* **STATED EXERCISE**:
Find the lines that hold the word "this" and return them.

* **LISTED ENTRIES**:
□ □ □ □ □ □ □
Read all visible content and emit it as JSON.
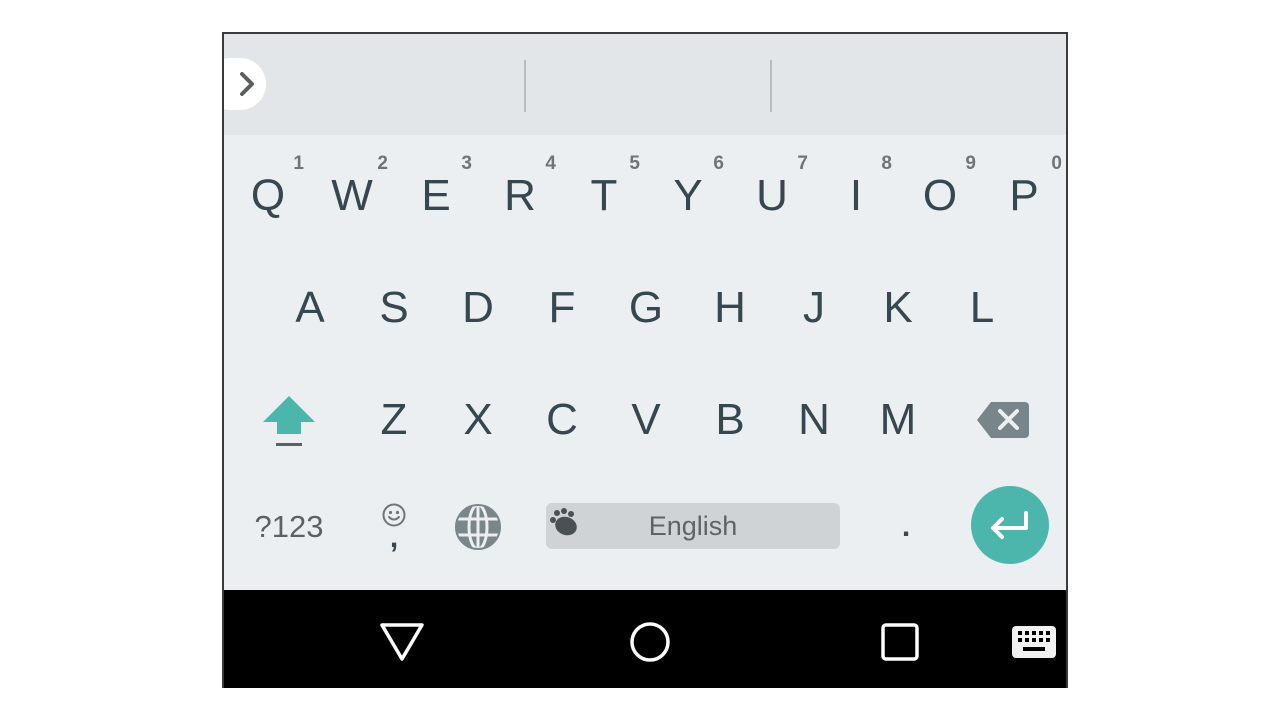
{
  "keyboard": {
    "suggestion_strip": {
      "expand_icon": "chevron-right-icon",
      "suggestions": [
        "",
        "",
        ""
      ]
    },
    "rows": [
      {
        "name": "top-row",
        "keys": [
          {
            "label": "Q",
            "hint": "1"
          },
          {
            "label": "W",
            "hint": "2"
          },
          {
            "label": "E",
            "hint": "3"
          },
          {
            "label": "R",
            "hint": "4"
          },
          {
            "label": "T",
            "hint": "5"
          },
          {
            "label": "Y",
            "hint": "6"
          },
          {
            "label": "U",
            "hint": "7"
          },
          {
            "label": "I",
            "hint": "8"
          },
          {
            "label": "O",
            "hint": "9"
          },
          {
            "label": "P",
            "hint": "0"
          }
        ]
      },
      {
        "name": "home-row",
        "keys": [
          {
            "label": "A"
          },
          {
            "label": "S"
          },
          {
            "label": "D"
          },
          {
            "label": "F"
          },
          {
            "label": "G"
          },
          {
            "label": "H"
          },
          {
            "label": "J"
          },
          {
            "label": "K"
          },
          {
            "label": "L"
          }
        ]
      },
      {
        "name": "bottom-row",
        "keys": [
          {
            "label": "Z"
          },
          {
            "label": "X"
          },
          {
            "label": "C"
          },
          {
            "label": "V"
          },
          {
            "label": "B"
          },
          {
            "label": "N"
          },
          {
            "label": "M"
          }
        ]
      }
    ],
    "shift": {
      "icon": "shift-arrow-icon",
      "state": "active"
    },
    "backspace": {
      "icon": "backspace-icon"
    },
    "symbols_label": "?123",
    "emoji_comma": {
      "icon": "smiley-icon",
      "label": ","
    },
    "language_switch": {
      "icon": "globe-icon"
    },
    "space": {
      "label": "English",
      "icon": "paw-icon"
    },
    "period_label": ".",
    "enter": {
      "icon": "enter-arrow-icon"
    },
    "colors": {
      "accent": "#4db6ac",
      "key_text": "#37474f",
      "background": "#eceff1",
      "suggestion_strip": "#e3e6e8"
    }
  },
  "navigation_bar": {
    "back_icon": "back-triangle-icon",
    "home_icon": "home-circle-icon",
    "recents_icon": "recents-square-icon",
    "keyboard_switch_icon": "keyboard-icon"
  }
}
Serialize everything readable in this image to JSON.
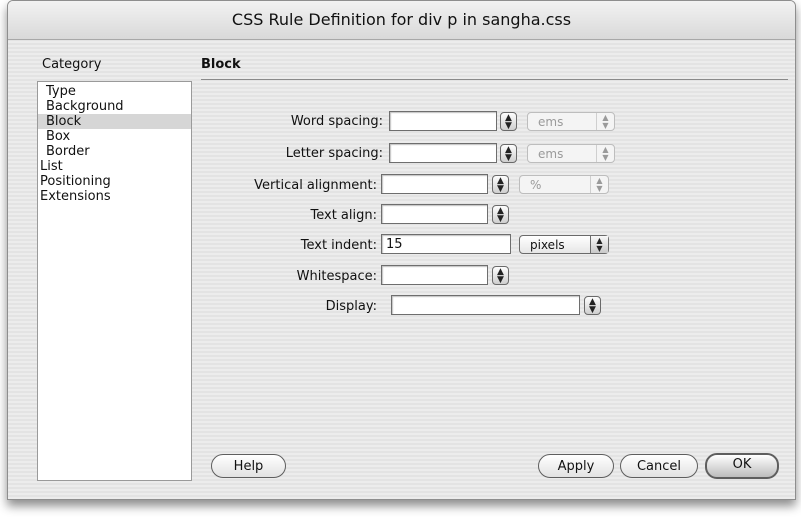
{
  "window": {
    "title": "CSS Rule Definition for div p in sangha.css"
  },
  "category": {
    "heading": "Category",
    "items": [
      "Type",
      "Background",
      "Block",
      "Box",
      "Border",
      "List",
      "Positioning",
      "Extensions"
    ],
    "selected": "Block"
  },
  "panel": {
    "heading": "Block"
  },
  "form": {
    "word_spacing": {
      "label": "Word spacing:",
      "value": "",
      "unit": "ems"
    },
    "letter_spacing": {
      "label": "Letter spacing:",
      "value": "",
      "unit": "ems"
    },
    "vertical_alignment": {
      "label": "Vertical alignment:",
      "value": "",
      "unit": "%"
    },
    "text_align": {
      "label": "Text align:",
      "value": ""
    },
    "text_indent": {
      "label": "Text indent:",
      "value": "15",
      "unit": "pixels"
    },
    "whitespace": {
      "label": "Whitespace:",
      "value": ""
    },
    "display": {
      "label": "Display:",
      "value": ""
    }
  },
  "buttons": {
    "help": "Help",
    "apply": "Apply",
    "cancel": "Cancel",
    "ok": "OK"
  }
}
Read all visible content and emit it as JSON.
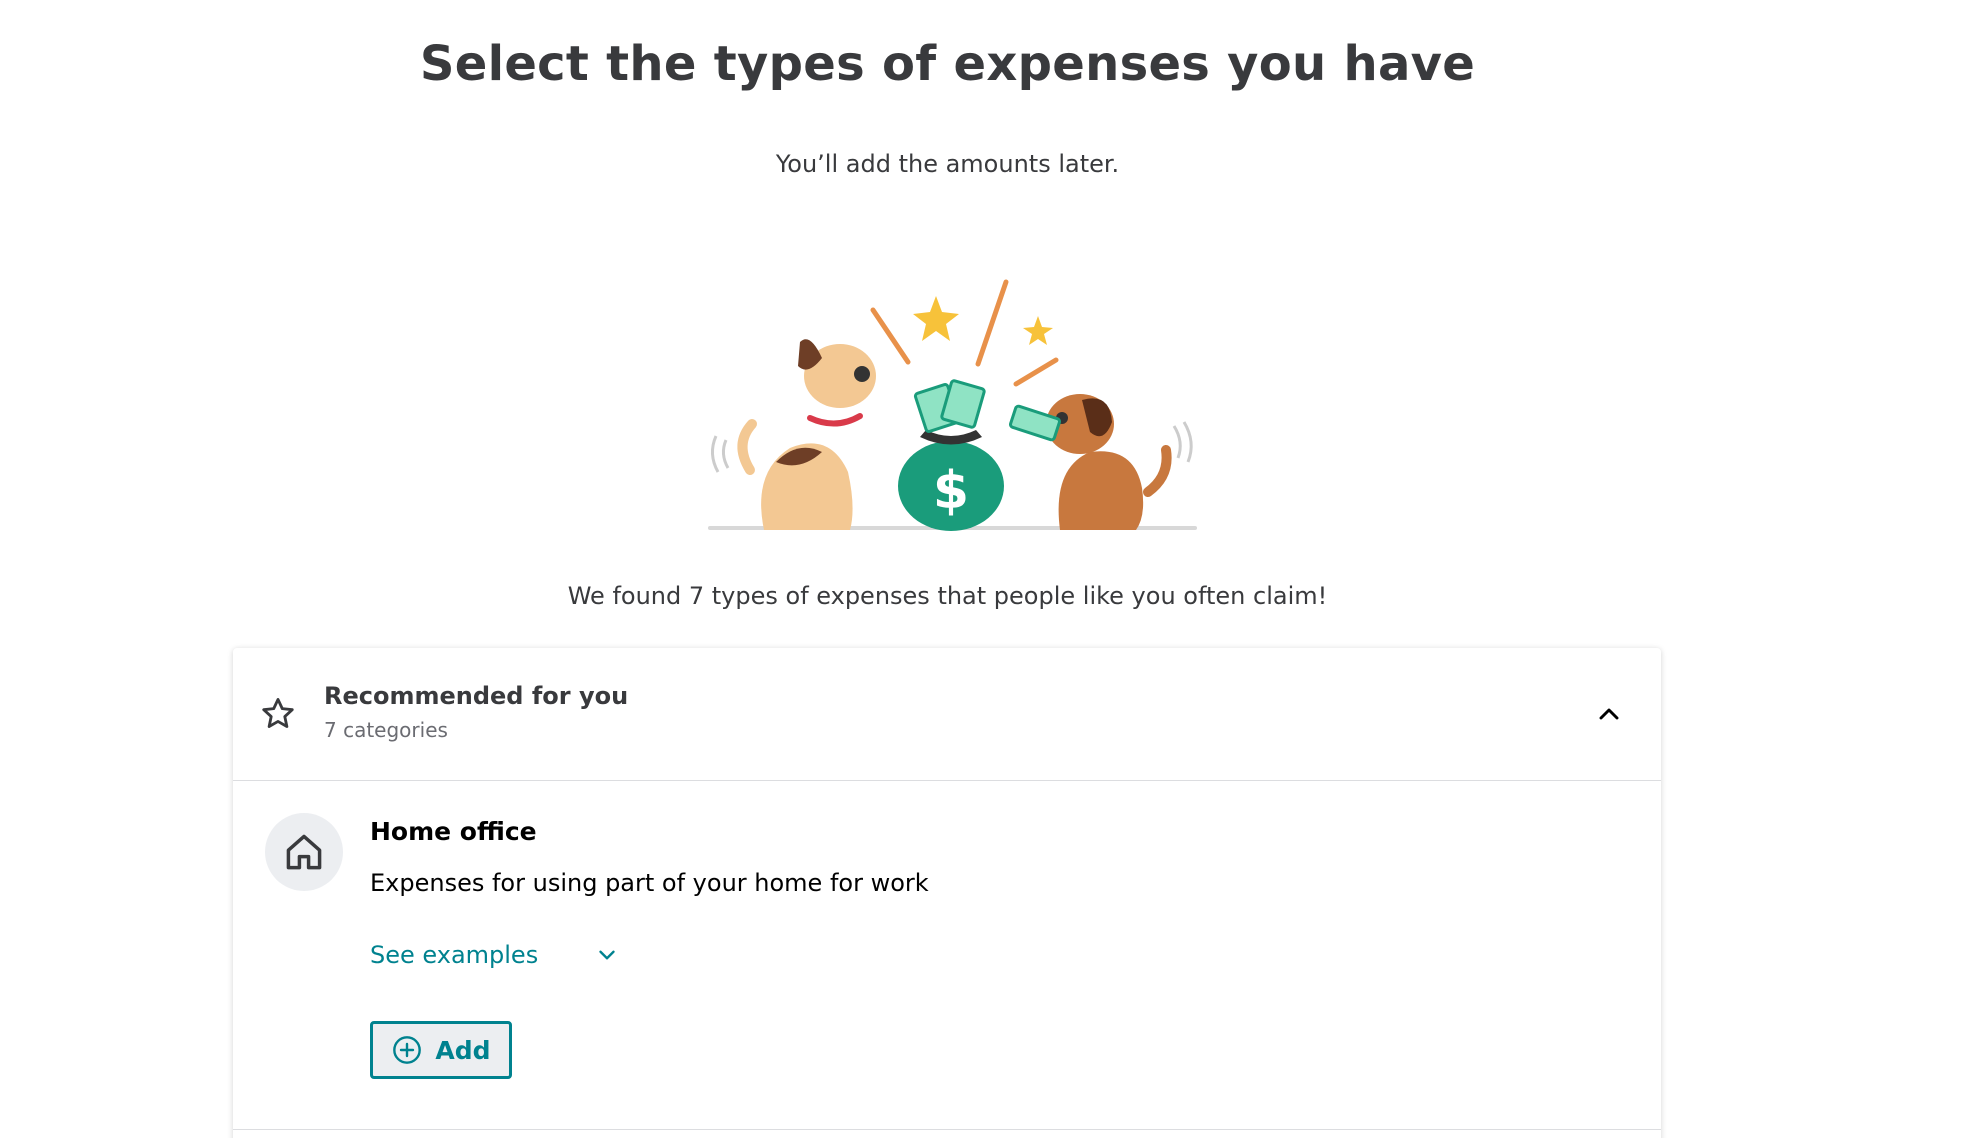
{
  "header": {
    "title": "Select the types of expenses you have",
    "subtitle": "You’ll add the amounts later."
  },
  "illustration": {
    "icon": "dogs-money-bag-illustration"
  },
  "found_text": "We found 7 types of expenses that people like you often claim!",
  "recommended": {
    "title": "Recommended for you",
    "count_label": "7 categories",
    "icon": "star-icon",
    "toggle_icon": "chevron-up-icon"
  },
  "items": [
    {
      "title": "Home office",
      "description": "Expenses for using part of your home for work",
      "icon": "house-icon",
      "see_examples_label": "See examples",
      "add_label": "Add"
    }
  ],
  "colors": {
    "accent": "#00828f",
    "text": "#393a3d",
    "muted": "#6b6c72",
    "icon_bg": "#eceef1"
  }
}
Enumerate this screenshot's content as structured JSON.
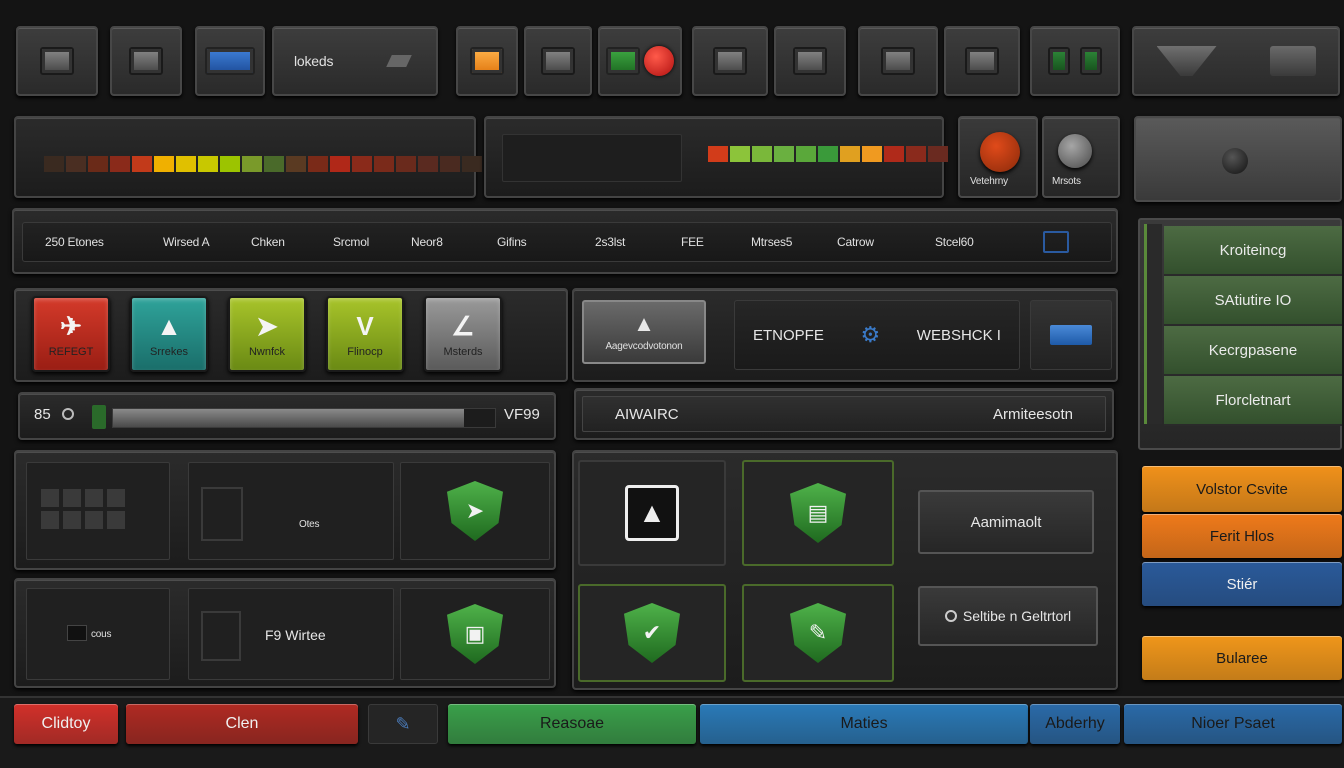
{
  "toolbar": {
    "btn_label_1": "lokeds"
  },
  "meters": {
    "left_segments": [
      "#3a2a20",
      "#4a2e22",
      "#6a2a18",
      "#8a2a1a",
      "#c23a1a",
      "#f0b000",
      "#e0c000",
      "#c8c800",
      "#9cc400",
      "#7a9a2a",
      "#4a6a2a",
      "#5a3a22",
      "#7a2a18",
      "#b02818",
      "#8a2a1a",
      "#7a2a1a",
      "#6a2a1c",
      "#5a2a20",
      "#4a2a20",
      "#3a2a20"
    ],
    "center_segments": [
      "#d23c1a",
      "#8cc43a",
      "#7ab83a",
      "#6ab040",
      "#5aa83a",
      "#3a9a3a",
      "#e0a020",
      "#f09a20",
      "#b02a1a",
      "#8a2a1c",
      "#6a2a20"
    ]
  },
  "status_panel": {
    "knob_left_label": "Vetehrny",
    "knob_right_label": "Mrsots",
    "knob_left_color": "#e04a1a",
    "knob_right_color": "#a6a6a6"
  },
  "tabs": {
    "items": [
      "250 Etones",
      "Wirsed A",
      "Chken",
      "Srcmol",
      "Neor8",
      "Gifins",
      "2s3lst",
      "FEE",
      "Mtrses5",
      "Catrow",
      "Stcel60"
    ]
  },
  "tiles": [
    {
      "label": "REFEGT",
      "color_top": "#d43a2a",
      "color_bottom": "#9a1e14",
      "glyph": "✈"
    },
    {
      "label": "Srrekes",
      "color_top": "#2fa39a",
      "color_bottom": "#1a6e6a",
      "glyph": "▲"
    },
    {
      "label": "Nwnfck",
      "color_top": "#a8c42a",
      "color_bottom": "#6a8a14",
      "glyph": "➤"
    },
    {
      "label": "Flinocp",
      "color_top": "#a8c42a",
      "color_bottom": "#6a8a14",
      "glyph": "V"
    },
    {
      "label": "Msterds",
      "color_top": "#9a9a9a",
      "color_bottom": "#5a5a5a",
      "glyph": "∠"
    }
  ],
  "center_top": {
    "media_label": "Aagevcodvotonon",
    "field_label_left": "ETNOPFE",
    "field_label_right": "WEBSHCK I"
  },
  "progress": {
    "left_label": "85",
    "right_label": "VF99",
    "fraction": 0.92
  },
  "aware_bar": {
    "left": "AIWAIRC",
    "right": "Armiteesotn"
  },
  "grid_left": {
    "row1_label": "Otes",
    "row2_left": "cous",
    "row2_mid": "F9 Wirtee"
  },
  "center_actions": {
    "button1": "Aamimaolt",
    "button2": "Seltibe n Geltrtorl"
  },
  "sidebar": {
    "items": [
      "Kroiteincg",
      "SAtiutire IO",
      "Kecrgpasene",
      "Florcletnart"
    ]
  },
  "right_buttons": [
    {
      "label": "Volstor Csvite",
      "color": "#f0911a"
    },
    {
      "label": "Ferit Hlos",
      "color": "#ef7a1a"
    },
    {
      "label": "Stiér",
      "color": "#2a5a9a"
    },
    {
      "label": "Bularee",
      "color": "#f0961a"
    }
  ],
  "bottom_bar": {
    "items": [
      {
        "label": "Clidtoy",
        "color": "#d2302a"
      },
      {
        "label": "Clen",
        "color": "#b02a22"
      },
      {
        "label": "Reasoae",
        "color": "#3aa04a"
      },
      {
        "label": "Maties",
        "color": "#2a7ab8"
      },
      {
        "label": "Abderhy",
        "color": "#2a6aa8"
      },
      {
        "label": "Nioer Psaet",
        "color": "#2a6aa8"
      }
    ]
  }
}
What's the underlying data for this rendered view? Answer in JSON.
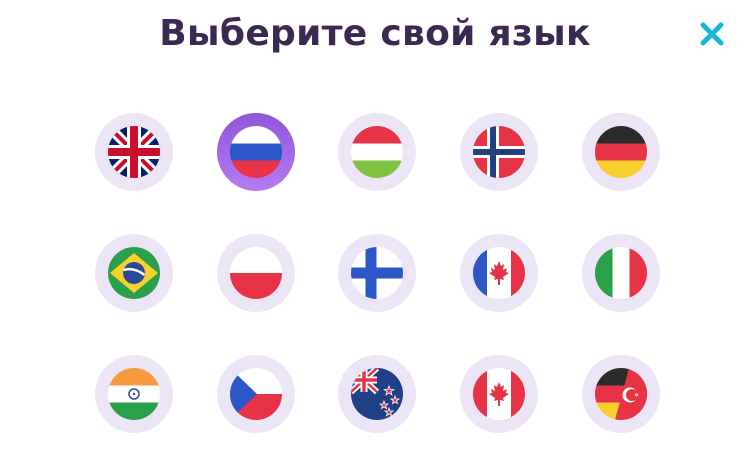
{
  "header": {
    "title": "Выберите свой язык"
  },
  "icons": {
    "close": "close-icon",
    "close_color": "#1bb5d9"
  },
  "colors": {
    "title": "#3b2952",
    "tile_bg": "#ebe5f5",
    "selected_ring": "#9a63e2"
  },
  "languages": [
    {
      "flag": "uk-flag-icon",
      "selected": false
    },
    {
      "flag": "russia-flag-icon",
      "selected": true
    },
    {
      "flag": "hungary-flag-icon",
      "selected": false
    },
    {
      "flag": "norway-flag-icon",
      "selected": false
    },
    {
      "flag": "germany-flag-icon",
      "selected": false
    },
    {
      "flag": "brazil-flag-icon",
      "selected": false
    },
    {
      "flag": "poland-flag-icon",
      "selected": false
    },
    {
      "flag": "finland-flag-icon",
      "selected": false
    },
    {
      "flag": "canada-france-flag-icon",
      "selected": false
    },
    {
      "flag": "italy-flag-icon",
      "selected": false
    },
    {
      "flag": "india-flag-icon",
      "selected": false
    },
    {
      "flag": "czech-flag-icon",
      "selected": false
    },
    {
      "flag": "new-zealand-flag-icon",
      "selected": false
    },
    {
      "flag": "canada-flag-icon",
      "selected": false
    },
    {
      "flag": "germany-turkey-flag-icon",
      "selected": false
    }
  ]
}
□ □ □ □ □ □ □
* **WRITTEN SOLUTION**:
Serialize everything readable in this image to JSON.
Enumerate this screenshot's content as structured JSON.
What's the underlying data for this rendered view? Answer in JSON.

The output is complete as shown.